====== Material

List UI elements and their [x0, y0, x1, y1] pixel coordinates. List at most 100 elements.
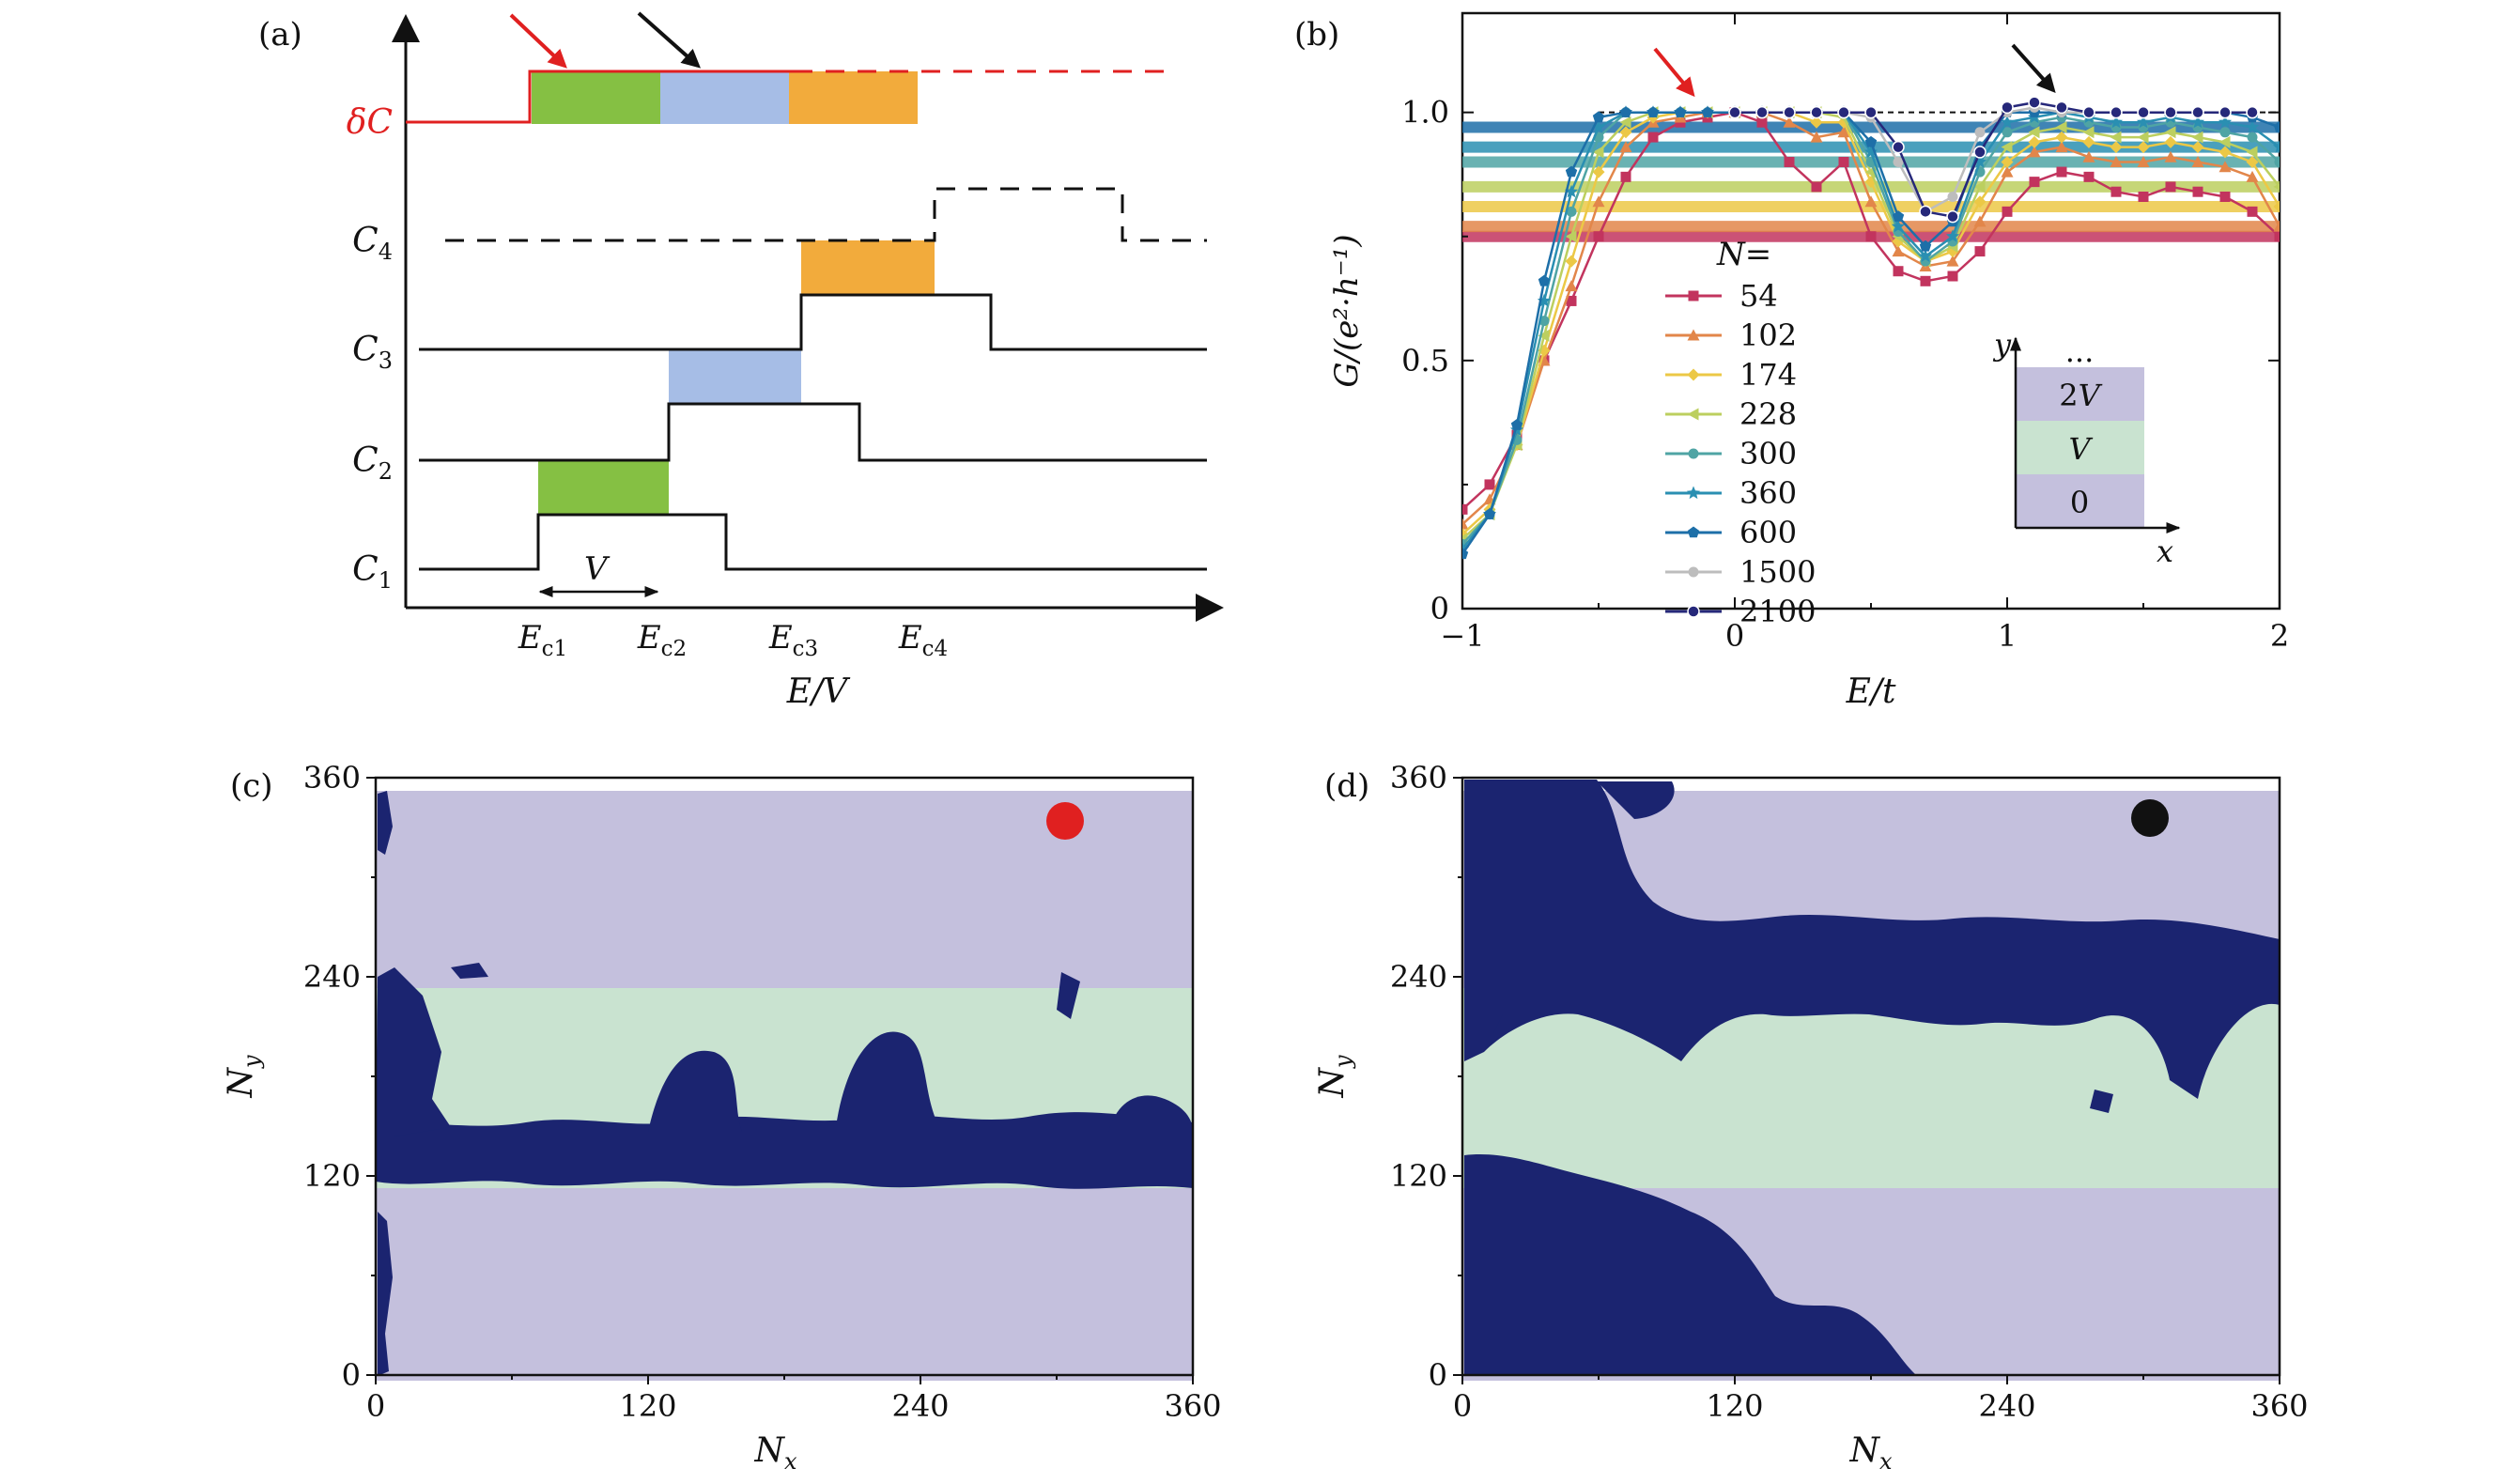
b-legend-item-600: 600 [1665, 515, 1797, 550]
d-ticks-xtick-label-3: 360 [2250, 1388, 2308, 1424]
b-point-360-19 [1972, 155, 1987, 168]
b-point-102-26 [2164, 150, 2177, 162]
b-point-102-25 [2137, 156, 2150, 167]
a-black-arrow [637, 11, 701, 69]
b-point-600-15 [1864, 135, 1878, 147]
b-point-2100-15 [1864, 105, 1878, 119]
b-legend-item-2100: 2100 [1665, 594, 1816, 629]
b-point-360-30 [2272, 140, 2280, 153]
b-point-102-4 [1565, 280, 1578, 292]
b-point-228-22 [2055, 121, 2067, 134]
b-point-54-18 [1947, 271, 1958, 282]
b-point-2100-22 [2055, 100, 2068, 115]
b-point-228-4 [1565, 230, 1577, 243]
d-ticks-ytick-label-3: 360 [1390, 760, 1447, 796]
b-black-arrow [2011, 43, 2056, 93]
d-ticks-xtick-label-2: 240 [1978, 1388, 2035, 1424]
b-legend-marker-228 [1687, 408, 1699, 421]
d-black-marker [2131, 799, 2169, 837]
b-point-360-5 [1591, 120, 1606, 133]
b-point-174-21 [2028, 135, 2041, 148]
b-point-174-26 [2164, 135, 2177, 148]
b-point-2100-26 [2164, 105, 2177, 119]
inset-band-label-dots: ... [2065, 333, 2095, 369]
b-point-54-29 [2247, 206, 2258, 217]
b-xtick-label-0: −1 [1440, 618, 1484, 654]
b-point-228-27 [2191, 131, 2203, 144]
b-point-174-6 [1619, 126, 1632, 139]
b-point-300-4 [1566, 206, 1577, 217]
b-point-228-19 [1973, 180, 1986, 193]
panel-label-a: (a) [258, 16, 302, 54]
b-red-arrow [1653, 47, 1695, 98]
b-point-600-16 [1892, 210, 1905, 222]
b-legend-marker-174 [1687, 368, 1700, 381]
a-xtick-ec3: Ec3 [768, 619, 818, 661]
b-point-54-16 [1893, 266, 1904, 277]
b-point-174-27 [2191, 141, 2204, 154]
c-ticks: 00 120 120 240 240 360 360 [303, 760, 1222, 1424]
c-ticks-xtick-label-2: 240 [891, 1388, 949, 1424]
b-point-2100-16 [1892, 140, 1905, 154]
b-ticks: −1 0 1 200.51.0 [1401, 13, 2289, 654]
b-point-102-28 [2219, 161, 2232, 173]
b-point-54-26 [2165, 181, 2176, 193]
d-ticks-xtick-label-0: 0 [1453, 1388, 1472, 1424]
a-curve-c3 [419, 293, 1207, 351]
b-point-54-0 [1462, 503, 1468, 515]
b-series-group [1462, 96, 2280, 560]
a-c2-green-box [538, 460, 669, 515]
b-point-102-19 [1973, 215, 1987, 227]
a-dc-blue-box [660, 71, 789, 124]
d-ticks: 00 120 120 240 240 360 360 [1390, 760, 2309, 1424]
b-point-54-13 [1811, 181, 1822, 193]
b-point-2100-23 [2082, 105, 2095, 119]
c-red-marker [1046, 802, 1084, 840]
b-point-174-29 [2246, 156, 2259, 168]
a-c4-orange-box [801, 240, 935, 295]
b-point-54-5 [1593, 231, 1604, 242]
c-band-bottom [376, 1188, 1193, 1381]
b-point-2100-28 [2219, 105, 2232, 119]
a-xtick-ec1: Ec1 [518, 619, 567, 661]
b-legend-title: N= [1716, 236, 1771, 273]
a-curve-dc [406, 70, 794, 124]
b-point-102-21 [2028, 146, 2041, 158]
b-point-102-22 [2055, 141, 2068, 153]
b-point-174-13 [1810, 116, 1823, 129]
b-ytick-label-2: 1.0 [1401, 95, 1449, 131]
b-point-300-29 [2247, 131, 2258, 143]
panel-d: (d) 00 120 120 240 240 360 360 Nx Ny [1313, 760, 2309, 1475]
a-xlabel: E/V [786, 672, 851, 711]
b-point-54-27 [2192, 186, 2203, 197]
c-ticks-xtick-label-0: 0 [366, 1388, 385, 1424]
b-point-2100-21 [2028, 96, 2041, 109]
a-c3-blue-box [669, 349, 801, 404]
b-legend-item-102: 102 [1665, 317, 1797, 353]
a-xtick-ec2: Ec2 [637, 619, 687, 661]
b-point-54-15 [1865, 231, 1877, 242]
b-point-174-24 [2110, 141, 2123, 154]
b-point-360-4 [1564, 184, 1579, 198]
b-point-54-14 [1838, 157, 1849, 167]
b-plot-frame [1461, 11, 2281, 611]
b-point-228-5 [1592, 146, 1604, 159]
panel-b: (b) −1 0 1 200.51.0 E/t G/(e²·h⁻¹) N= 54102… [1294, 11, 2289, 711]
b-point-228-28 [2219, 135, 2231, 148]
b-legend-label-102: 102 [1739, 317, 1797, 353]
b-point-54-19 [1974, 246, 1986, 257]
b-point-228-30 [2273, 183, 2280, 191]
b-point-360-17 [1918, 249, 1933, 262]
inset-band-0 [2016, 474, 2144, 528]
b-legend-item-1500: 1500 [1665, 554, 1816, 590]
b-point-54-23 [2083, 171, 2095, 182]
b-point-300-28 [2219, 127, 2231, 138]
b-point-174-28 [2219, 146, 2232, 159]
d-ticks-ytick-label-1: 120 [1390, 1158, 1447, 1194]
b-ytick-label-0: 0 [1430, 591, 1449, 626]
b-point-360-29 [2245, 120, 2260, 133]
b-point-2100-25 [2137, 105, 2150, 119]
b-point-600-17 [1919, 240, 1932, 252]
c-ticks-xtick-label-3: 360 [1164, 1388, 1221, 1424]
b-legend-label-360: 360 [1739, 475, 1797, 511]
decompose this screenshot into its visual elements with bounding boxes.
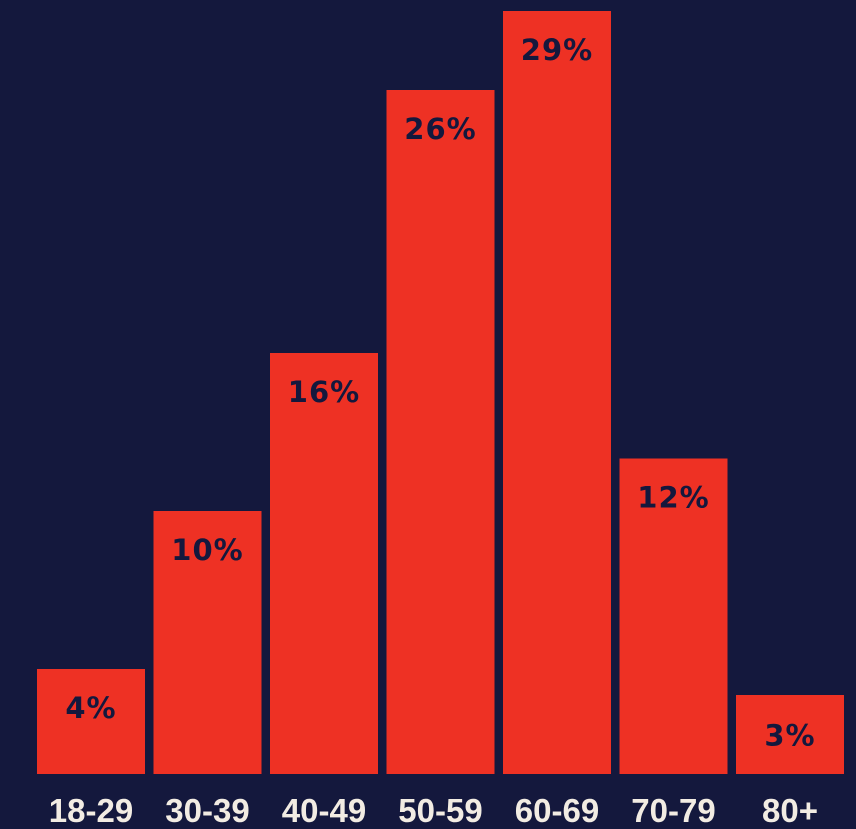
value-label-18-29: 4% <box>65 691 116 725</box>
bar-70-79 <box>619 458 728 774</box>
category-label-18-29: 18-29 <box>49 792 133 829</box>
bar-18-29 <box>37 668 145 774</box>
value-label-50-59: 26% <box>404 112 476 146</box>
bar-40-49 <box>270 353 378 774</box>
category-label-30-39: 30-39 <box>165 792 249 829</box>
category-label-80+: 80+ <box>762 792 818 829</box>
bars-group <box>37 11 844 775</box>
category-labels-group: 18-29 30-39 40-49 50-59 60-69 70-79 80+ <box>49 792 818 829</box>
value-label-70-79: 12% <box>637 480 709 514</box>
category-label-50-59: 50-59 <box>398 792 482 829</box>
value-labels-group: 4% 10% 16% 26% 29% 12% 3% <box>65 33 815 753</box>
bar-80+ <box>736 695 844 774</box>
bar-30-39 <box>153 510 262 774</box>
category-label-60-69: 60-69 <box>515 792 599 829</box>
value-label-30-39: 10% <box>171 533 243 567</box>
bar-50-59 <box>386 89 495 775</box>
bar-60-69 <box>503 11 611 774</box>
value-label-40-49: 16% <box>288 375 360 409</box>
category-label-40-49: 40-49 <box>282 792 366 829</box>
value-label-60-69: 29% <box>521 33 593 67</box>
category-label-70-79: 70-79 <box>631 792 715 829</box>
value-label-80+: 3% <box>764 719 815 753</box>
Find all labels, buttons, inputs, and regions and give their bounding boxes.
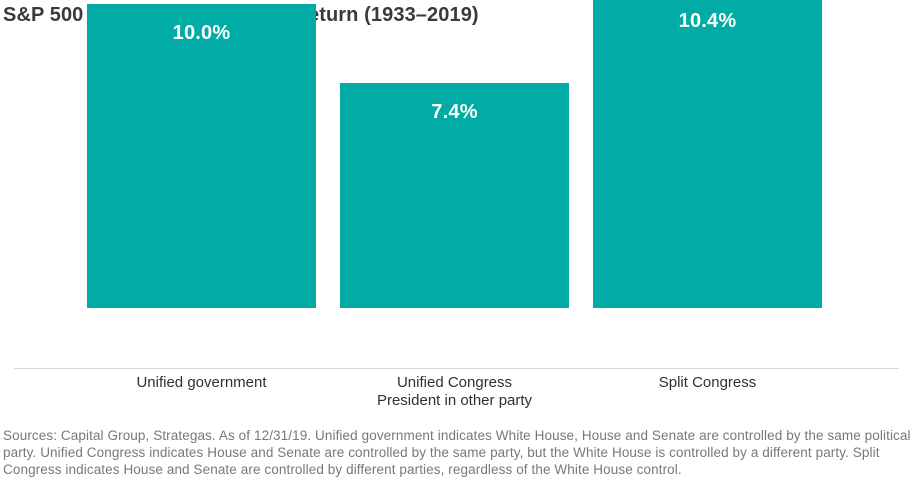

============

#### What to work on:
Please copy all of the material above line for line, leaving out the pictures.

#### Result of the exercise:
List UI elements and their [x0, y0, x1, y1] pixel coordinates. List at most 100 elements.
b-legend-item-600: 600 [1665, 515, 1797, 550]
d-ticks-xtick-label-3: 360 [2250, 1388, 2308, 1424]
b-point-360-19 [1972, 155, 1987, 168]
b-point-102-26 [2164, 150, 2177, 162]
b-point-102-25 [2137, 156, 2150, 167]
a-black-arrow [637, 11, 701, 69]
b-point-600-15 [1864, 135, 1878, 147]
b-point-2100-15 [1864, 105, 1878, 119]
b-legend-item-2100: 2100 [1665, 594, 1816, 629]
b-point-360-30 [2272, 140, 2280, 153]
b-point-102-4 [1565, 280, 1578, 292]
b-point-228-22 [2055, 121, 2067, 134]
b-point-54-18 [1947, 271, 1958, 282]
b-point-2100-22 [2055, 100, 2068, 115]
b-point-228-4 [1565, 230, 1577, 243]
d-ticks-ytick-label-3: 360 [1390, 760, 1447, 796]
b-black-arrow [2011, 43, 2056, 93]
d-ticks-xtick-label-2: 240 [1978, 1388, 2035, 1424]
b-legend-marker-228 [1687, 408, 1699, 421]
d-black-marker [2131, 799, 2169, 837]
b-point-360-5 [1591, 120, 1606, 133]
b-point-174-21 [2028, 135, 2041, 148]
b-point-174-26 [2164, 135, 2177, 148]
b-point-2100-26 [2164, 105, 2177, 119]
inset-band-label-dots: ... [2065, 333, 2095, 369]
b-point-54-29 [2247, 206, 2258, 217]
b-xtick-label-0: −1 [1440, 618, 1484, 654]
b-point-228-27 [2191, 131, 2203, 144]
b-point-174-6 [1619, 126, 1632, 139]
b-point-300-4 [1566, 206, 1577, 217]
b-point-228-19 [1973, 180, 1986, 193]
panel-label-a: (a) [258, 16, 302, 54]
b-red-arrow [1653, 47, 1695, 98]
b-point-600-16 [1892, 210, 1905, 222]
b-legend-marker-174 [1687, 368, 1700, 381]
a-xtick-ec3: Ec3 [768, 619, 818, 661]
b-point-54-16 [1893, 266, 1904, 277]
b-point-174-27 [2191, 141, 2204, 154]
c-ticks: 00 120 120 240 240 360 360 [303, 760, 1222, 1424]
c-ticks-xtick-label-2: 240 [891, 1388, 949, 1424]
b-point-2100-16 [1892, 140, 1905, 154]
b-ticks: −1 0 1 200.51.0 [1401, 13, 2289, 654]
b-point-102-28 [2219, 161, 2232, 173]
b-point-54-26 [2165, 181, 2176, 193]
d-ticks-xtick-label-0: 0 [1453, 1388, 1472, 1424]
a-curve-c3 [419, 293, 1207, 351]
b-point-54-0 [1462, 503, 1468, 515]
b-series-group [1462, 96, 2280, 560]
a-c2-green-box [538, 460, 669, 515]
b-point-102-19 [1973, 215, 1987, 227]
a-dc-blue-box [660, 71, 789, 124]
d-ticks: 00 120 120 240 240 360 360 [1390, 760, 2309, 1424]
b-point-54-13 [1811, 181, 1822, 193]
b-point-2100-23 [2082, 105, 2095, 119]
c-red-marker [1046, 802, 1084, 840]
b-point-174-29 [2246, 156, 2259, 168]
a-c4-orange-box [801, 240, 935, 295]
b-point-54-5 [1593, 231, 1604, 242]
c-band-bottom [376, 1188, 1193, 1381]
b-point-2100-28 [2219, 105, 2232, 119]
a-xtick-ec1: Ec1 [518, 619, 567, 661]
b-legend-title: N= [1716, 236, 1771, 273]
a-curve-dc [406, 70, 794, 124]
b-point-102-21 [2028, 146, 2041, 158]
b-point-102-22 [2055, 141, 2068, 153]
b-point-174-13 [1810, 116, 1823, 129]
b-ytick-label-2: 1.0 [1401, 95, 1449, 131]
b-point-300-29 [2247, 131, 2258, 143]
panel-d: (d) 00 120 120 240 240 360 360 Nx Ny [1313, 760, 2309, 1475]
a-xlabel: E/V [786, 672, 851, 711]
b-point-54-27 [2192, 186, 2203, 197]
c-ticks-xtick-label-0: 0 [366, 1388, 385, 1424]
b-point-2100-21 [2028, 96, 2041, 109]
a-c3-blue-box [669, 349, 801, 404]
b-legend-item-102: 102 [1665, 317, 1797, 353]
a-xtick-ec2: Ec2 [637, 619, 687, 661]
b-point-54-15 [1865, 231, 1877, 242]
b-point-174-24 [2110, 141, 2123, 154]
b-point-360-4 [1564, 184, 1579, 198]
b-point-54-14 [1838, 157, 1849, 167]
b-plot-frame [1461, 11, 2281, 611]
b-point-228-5 [1592, 146, 1604, 159]
panel-b: (b) −1 0 1 200.51.0 E/t G/(e²·h⁻¹) N= 54102… [1294, 11, 2289, 711]
b-point-228-28 [2219, 135, 2231, 148]
b-legend-label-102: 102 [1739, 317, 1797, 353]
b-point-54-19 [1974, 246, 1986, 257]
b-point-228-30 [2273, 183, 2280, 191]
b-point-360-17 [1918, 249, 1933, 262]
inset-band-0 [2016, 474, 2144, 528]
b-legend-item-1500: 1500 [1665, 554, 1816, 590]
b-point-54-23 [2083, 171, 2095, 182]
b-point-300-28 [2219, 127, 2231, 138]
b-point-174-28 [2219, 146, 2232, 159]
d-ticks-ytick-label-1: 120 [1390, 1158, 1447, 1194]
b-ytick-label-0: 0 [1430, 591, 1449, 626]
b-point-360-29 [2245, 120, 2260, 133]
b-point-2100-25 [2137, 105, 2150, 119]
b-point-600-17 [1919, 240, 1932, 252]
c-ticks-xtick-label-3: 360 [1164, 1388, 1221, 1424]
b-legend-label-360: 360 [1739, 475, 1797, 511]
decompose this screenshot into its visual elements with bounding boxes.
value-label-18-29: 4% <box>65 691 116 725</box>
bar-70-79 <box>619 458 728 774</box>
category-label-18-29: 18-29 <box>49 792 133 829</box>
bar-18-29 <box>37 668 145 774</box>
value-label-50-59: 26% <box>404 112 476 146</box>
bar-40-49 <box>270 353 378 774</box>
category-label-30-39: 30-39 <box>165 792 249 829</box>
category-label-80+: 80+ <box>762 792 818 829</box>
bars-group <box>37 11 844 775</box>
category-labels-group: 18-29 30-39 40-49 50-59 60-69 70-79 80+ <box>49 792 818 829</box>
value-label-70-79: 12% <box>637 480 709 514</box>
category-label-50-59: 50-59 <box>398 792 482 829</box>
value-labels-group: 4% 10% 16% 26% 29% 12% 3% <box>65 33 815 753</box>
bar-80+ <box>736 695 844 774</box>
bar-30-39 <box>153 510 262 774</box>
category-label-60-69: 60-69 <box>515 792 599 829</box>
value-label-30-39: 10% <box>171 533 243 567</box>
bar-50-59 <box>386 89 495 775</box>
bar-60-69 <box>503 11 611 774</box>
value-label-40-49: 16% <box>288 375 360 409</box>
category-label-40-49: 40-49 <box>282 792 366 829</box>
value-label-60-69: 29% <box>521 33 593 67</box>
category-label-70-79: 70-79 <box>631 792 715 829</box>
value-label-80+: 3% <box>764 719 815 753</box>
Find all labels, buttons, inputs, and regions and give their bounding boxes.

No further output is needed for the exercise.